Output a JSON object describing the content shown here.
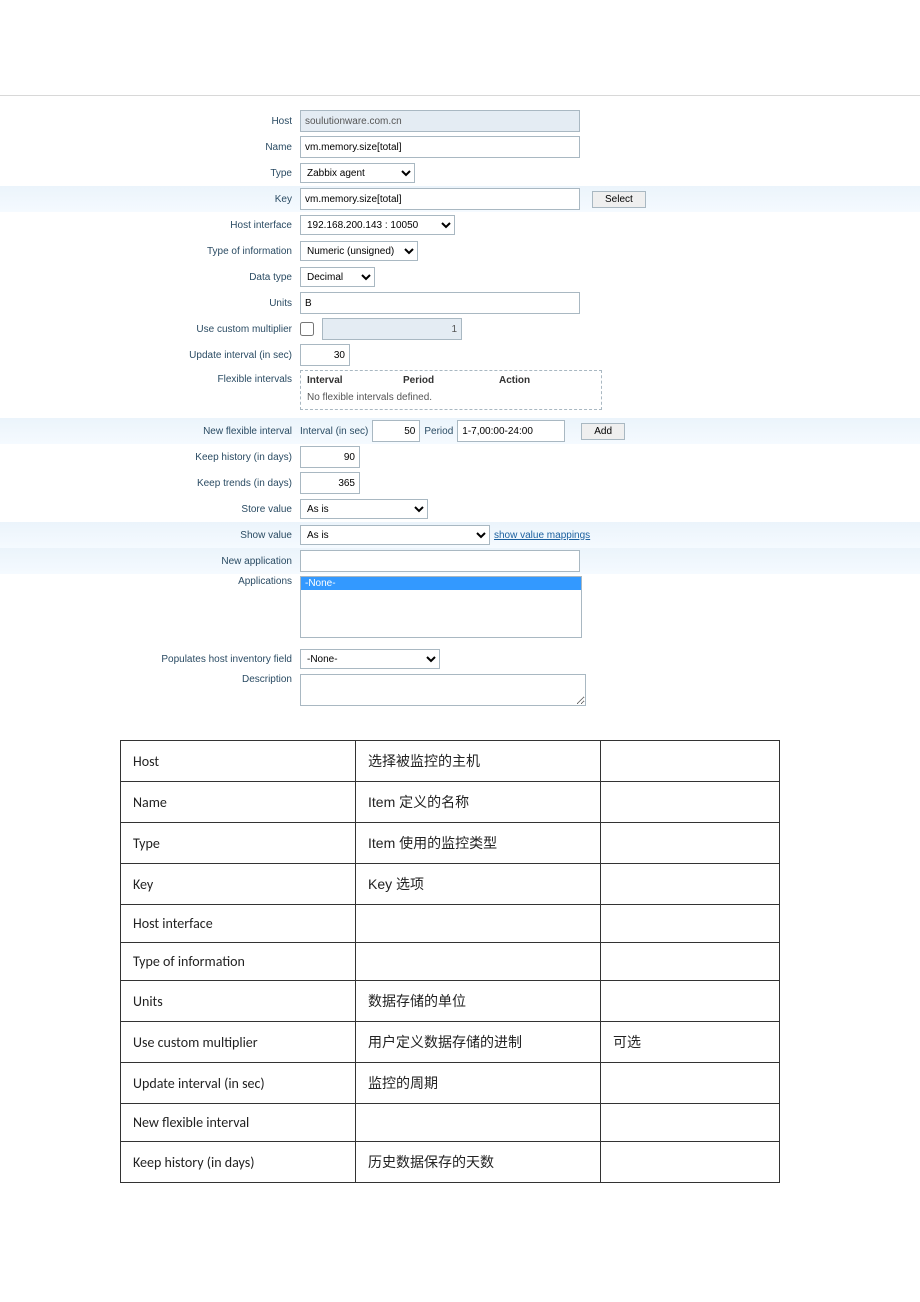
{
  "labels": {
    "host": "Host",
    "name": "Name",
    "type": "Type",
    "key": "Key",
    "host_interface": "Host interface",
    "type_of_information": "Type of information",
    "data_type": "Data type",
    "units": "Units",
    "use_custom_multiplier": "Use custom multiplier",
    "update_interval": "Update interval (in sec)",
    "flexible_intervals": "Flexible intervals",
    "new_flexible_interval": "New flexible interval",
    "keep_history": "Keep history (in days)",
    "keep_trends": "Keep trends (in days)",
    "store_value": "Store value",
    "show_value": "Show value",
    "new_application": "New application",
    "applications": "Applications",
    "populates_inventory": "Populates host inventory field",
    "description": "Description"
  },
  "values": {
    "host": "soulutionware.com.cn",
    "name": "vm.memory.size[total]",
    "type": "Zabbix agent",
    "key": "vm.memory.size[total]",
    "host_interface": "192.168.200.143 : 10050",
    "type_of_information": "Numeric (unsigned)",
    "data_type": "Decimal",
    "units": "B",
    "custom_multiplier": "1",
    "update_interval": "30",
    "new_flex_interval_sec": "50",
    "new_flex_period": "1-7,00:00-24:00",
    "keep_history": "90",
    "keep_trends": "365",
    "store_value": "As is",
    "show_value": "As is",
    "new_application": "",
    "applications_selected": "-None-",
    "populates_inventory": "-None-",
    "description": ""
  },
  "flex_table": {
    "headers": {
      "interval": "Interval",
      "period": "Period",
      "action": "Action"
    },
    "empty_text": "No flexible intervals defined."
  },
  "inline": {
    "interval_label": "Interval (in sec)",
    "period_label": "Period"
  },
  "buttons": {
    "select": "Select",
    "add": "Add"
  },
  "links": {
    "show_value_mappings": "show value mappings"
  },
  "desc_table": {
    "rows": [
      {
        "field": "Host",
        "desc": "选择被监控的主机",
        "note": ""
      },
      {
        "field": "Name",
        "desc": "Item 定义的名称",
        "note": ""
      },
      {
        "field": "Type",
        "desc": "Item 使用的监控类型",
        "note": ""
      },
      {
        "field": "Key",
        "desc": "Key 选项",
        "note": ""
      },
      {
        "field": "Host interface",
        "desc": "",
        "note": ""
      },
      {
        "field": "Type of information",
        "desc": "",
        "note": ""
      },
      {
        "field": "Units",
        "desc": "数据存储的单位",
        "note": ""
      },
      {
        "field": "Use custom multiplier",
        "desc": "用户定义数据存储的进制",
        "note": "可选"
      },
      {
        "field": "Update interval (in sec)",
        "desc": "监控的周期",
        "note": ""
      },
      {
        "field": "New flexible interval",
        "desc": "",
        "note": ""
      },
      {
        "field": "Keep history (in days)",
        "desc": "历史数据保存的天数",
        "note": ""
      }
    ]
  }
}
----
- **Directive**
Scan the material above. Copy each line that holds the word "memory".

- **Task answer**
    "name": "vm.memory.size[total]",
    "key": "vm.memory.size[total]",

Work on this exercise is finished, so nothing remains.